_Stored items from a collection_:
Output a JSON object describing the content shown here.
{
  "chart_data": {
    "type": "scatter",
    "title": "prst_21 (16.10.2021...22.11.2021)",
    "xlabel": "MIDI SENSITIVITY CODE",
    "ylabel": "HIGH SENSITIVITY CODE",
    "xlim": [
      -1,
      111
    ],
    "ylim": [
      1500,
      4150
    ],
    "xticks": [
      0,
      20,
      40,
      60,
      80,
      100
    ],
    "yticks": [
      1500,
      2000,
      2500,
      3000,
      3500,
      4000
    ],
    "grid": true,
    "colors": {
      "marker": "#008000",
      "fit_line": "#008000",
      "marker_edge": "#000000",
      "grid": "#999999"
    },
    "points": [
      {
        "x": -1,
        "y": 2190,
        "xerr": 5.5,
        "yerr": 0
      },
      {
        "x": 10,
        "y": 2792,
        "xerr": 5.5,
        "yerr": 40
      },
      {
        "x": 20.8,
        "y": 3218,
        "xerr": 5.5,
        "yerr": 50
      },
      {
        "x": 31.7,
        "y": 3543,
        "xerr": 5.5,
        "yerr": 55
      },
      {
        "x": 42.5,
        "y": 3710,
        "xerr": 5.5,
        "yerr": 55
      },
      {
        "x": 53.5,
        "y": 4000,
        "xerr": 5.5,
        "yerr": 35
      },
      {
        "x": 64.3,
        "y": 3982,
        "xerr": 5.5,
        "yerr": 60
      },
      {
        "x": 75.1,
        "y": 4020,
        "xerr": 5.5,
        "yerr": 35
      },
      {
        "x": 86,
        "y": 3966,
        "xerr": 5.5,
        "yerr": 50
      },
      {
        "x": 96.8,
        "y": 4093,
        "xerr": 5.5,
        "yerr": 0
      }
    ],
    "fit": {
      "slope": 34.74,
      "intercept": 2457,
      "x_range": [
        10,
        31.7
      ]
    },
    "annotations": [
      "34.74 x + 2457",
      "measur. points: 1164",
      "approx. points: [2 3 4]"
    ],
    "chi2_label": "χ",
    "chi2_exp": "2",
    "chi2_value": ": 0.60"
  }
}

_Goal of the exercise_: All entries shown above should be printed again exactly.

_Solution for this exercise_:
Output a JSON object describing the content shown here.
{
  "chart_data": {
    "type": "scatter",
    "title": "prst_21 (16.10.2021...22.11.2021)",
    "xlabel": "MIDI SENSITIVITY CODE",
    "ylabel": "HIGH SENSITIVITY CODE",
    "xlim": [
      -1,
      111
    ],
    "ylim": [
      1500,
      4150
    ],
    "xticks": [
      0,
      20,
      40,
      60,
      80,
      100
    ],
    "yticks": [
      1500,
      2000,
      2500,
      3000,
      3500,
      4000
    ],
    "grid": true,
    "colors": {
      "marker": "#008000",
      "fit_line": "#008000",
      "marker_edge": "#000000",
      "grid": "#999999"
    },
    "points": [
      {
        "x": -1,
        "y": 2190,
        "xerr": 5.5,
        "yerr": 0
      },
      {
        "x": 10,
        "y": 2792,
        "xerr": 5.5,
        "yerr": 40
      },
      {
        "x": 20.8,
        "y": 3218,
        "xerr": 5.5,
        "yerr": 50
      },
      {
        "x": 31.7,
        "y": 3543,
        "xerr": 5.5,
        "yerr": 55
      },
      {
        "x": 42.5,
        "y": 3710,
        "xerr": 5.5,
        "yerr": 55
      },
      {
        "x": 53.5,
        "y": 4000,
        "xerr": 5.5,
        "yerr": 35
      },
      {
        "x": 64.3,
        "y": 3982,
        "xerr": 5.5,
        "yerr": 60
      },
      {
        "x": 75.1,
        "y": 4020,
        "xerr": 5.5,
        "yerr": 35
      },
      {
        "x": 86,
        "y": 3966,
        "xerr": 5.5,
        "yerr": 50
      },
      {
        "x": 96.8,
        "y": 4093,
        "xerr": 5.5,
        "yerr": 0
      }
    ],
    "fit": {
      "slope": 34.74,
      "intercept": 2457,
      "x_range": [
        10,
        31.7
      ]
    },
    "annotations": [
      "34.74 x + 2457",
      "measur. points: 1164",
      "approx. points: [2 3 4]"
    ],
    "chi2_label": "χ",
    "chi2_exp": "2",
    "chi2_value": ": 0.60"
  }
}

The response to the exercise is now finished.